[Saved data entries]

++++++++++

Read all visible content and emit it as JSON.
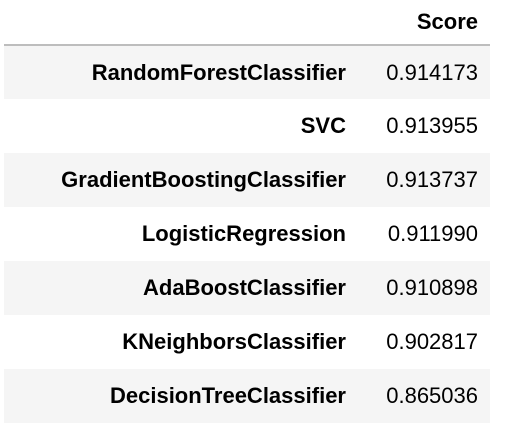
{
  "table": {
    "columns": [
      "",
      "Score"
    ],
    "rows": [
      {
        "name": "RandomForestClassifier",
        "score": "0.914173"
      },
      {
        "name": "SVC",
        "score": "0.913955"
      },
      {
        "name": "GradientBoostingClassifier",
        "score": "0.913737"
      },
      {
        "name": "LogisticRegression",
        "score": "0.911990"
      },
      {
        "name": "AdaBoostClassifier",
        "score": "0.910898"
      },
      {
        "name": "KNeighborsClassifier",
        "score": "0.902817"
      },
      {
        "name": "DecisionTreeClassifier",
        "score": "0.865036"
      }
    ]
  },
  "colors": {
    "odd_row_bg": "#f5f5f5",
    "header_border": "#bdbdbd"
  }
}
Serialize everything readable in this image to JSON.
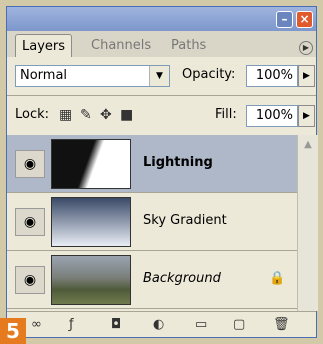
{
  "tabs": {
    "layers": "Layers",
    "channels": "Channels",
    "paths": "Paths"
  },
  "blend_mode": "Normal",
  "opacity": {
    "label": "Opacity:",
    "value": "100%"
  },
  "lock": {
    "label": "Lock:"
  },
  "fill": {
    "label": "Fill:",
    "value": "100%"
  },
  "layers": [
    {
      "name": "Lightning",
      "selected": true
    },
    {
      "name": "Sky Gradient",
      "selected": false
    },
    {
      "name": "Background",
      "selected": false,
      "locked": true
    }
  ],
  "step_badge": "5"
}
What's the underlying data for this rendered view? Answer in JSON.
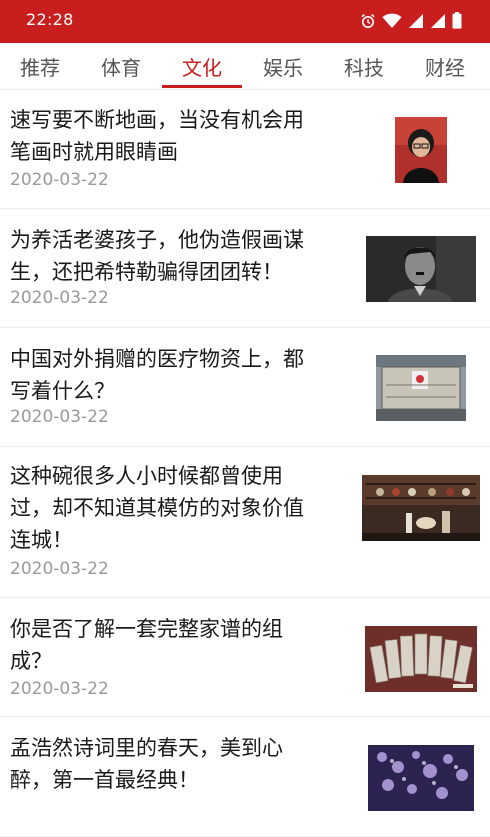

++++++++++

◆ Task to complete: Look above for lines with the word "JSON" and copy them all.

◆ Response:
Read all visible content and emit it as JSON.
Serialize everything readable in this image to JSON.
What's the underlying data for this rendered view? Answer in JSON.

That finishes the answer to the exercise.